▸ **The task**
Check each line of the records below and collect those holding "JSON".
····················
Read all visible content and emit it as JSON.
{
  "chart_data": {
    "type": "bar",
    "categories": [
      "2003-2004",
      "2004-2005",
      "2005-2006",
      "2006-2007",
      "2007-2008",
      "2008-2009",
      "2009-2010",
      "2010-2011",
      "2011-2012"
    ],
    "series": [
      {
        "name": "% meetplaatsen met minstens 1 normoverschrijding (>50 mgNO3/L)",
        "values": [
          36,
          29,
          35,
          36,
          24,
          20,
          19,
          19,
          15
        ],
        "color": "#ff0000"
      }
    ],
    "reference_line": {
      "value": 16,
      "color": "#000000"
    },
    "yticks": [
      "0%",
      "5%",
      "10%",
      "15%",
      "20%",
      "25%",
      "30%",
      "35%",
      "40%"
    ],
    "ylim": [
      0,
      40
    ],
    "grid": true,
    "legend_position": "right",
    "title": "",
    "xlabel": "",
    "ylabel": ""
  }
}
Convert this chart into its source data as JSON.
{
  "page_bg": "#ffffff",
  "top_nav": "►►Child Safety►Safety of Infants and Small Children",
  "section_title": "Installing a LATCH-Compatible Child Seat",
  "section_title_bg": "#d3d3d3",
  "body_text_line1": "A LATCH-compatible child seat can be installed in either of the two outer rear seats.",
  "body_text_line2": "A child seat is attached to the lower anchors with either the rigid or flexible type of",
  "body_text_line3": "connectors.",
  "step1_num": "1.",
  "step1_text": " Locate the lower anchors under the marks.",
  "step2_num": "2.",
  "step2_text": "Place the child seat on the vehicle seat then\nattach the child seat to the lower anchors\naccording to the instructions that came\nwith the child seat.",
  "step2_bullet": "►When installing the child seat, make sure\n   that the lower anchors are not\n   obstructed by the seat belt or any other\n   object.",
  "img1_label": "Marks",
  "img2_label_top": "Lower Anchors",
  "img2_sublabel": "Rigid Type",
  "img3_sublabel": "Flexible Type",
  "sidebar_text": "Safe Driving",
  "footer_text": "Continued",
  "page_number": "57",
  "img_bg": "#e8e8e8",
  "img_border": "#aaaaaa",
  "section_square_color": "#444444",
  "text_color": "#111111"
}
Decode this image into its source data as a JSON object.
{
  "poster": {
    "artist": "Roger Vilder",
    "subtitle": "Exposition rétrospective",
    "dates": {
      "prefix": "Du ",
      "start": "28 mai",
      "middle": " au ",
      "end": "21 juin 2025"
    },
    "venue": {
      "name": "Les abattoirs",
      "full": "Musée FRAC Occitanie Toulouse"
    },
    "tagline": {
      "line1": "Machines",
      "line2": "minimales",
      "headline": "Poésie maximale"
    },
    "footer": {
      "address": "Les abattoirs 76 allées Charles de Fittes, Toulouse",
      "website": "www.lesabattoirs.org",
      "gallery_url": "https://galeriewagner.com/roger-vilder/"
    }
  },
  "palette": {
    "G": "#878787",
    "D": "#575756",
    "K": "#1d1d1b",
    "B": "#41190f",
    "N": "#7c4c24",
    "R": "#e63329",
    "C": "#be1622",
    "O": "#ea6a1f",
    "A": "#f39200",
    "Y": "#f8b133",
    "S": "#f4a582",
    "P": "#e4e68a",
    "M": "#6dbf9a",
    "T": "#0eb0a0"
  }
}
····················
▸ **Response below**
Read all visible content and emit it as JSON.
Convert this chart into its source data as JSON.
Decode this image into its source data as a JSON object.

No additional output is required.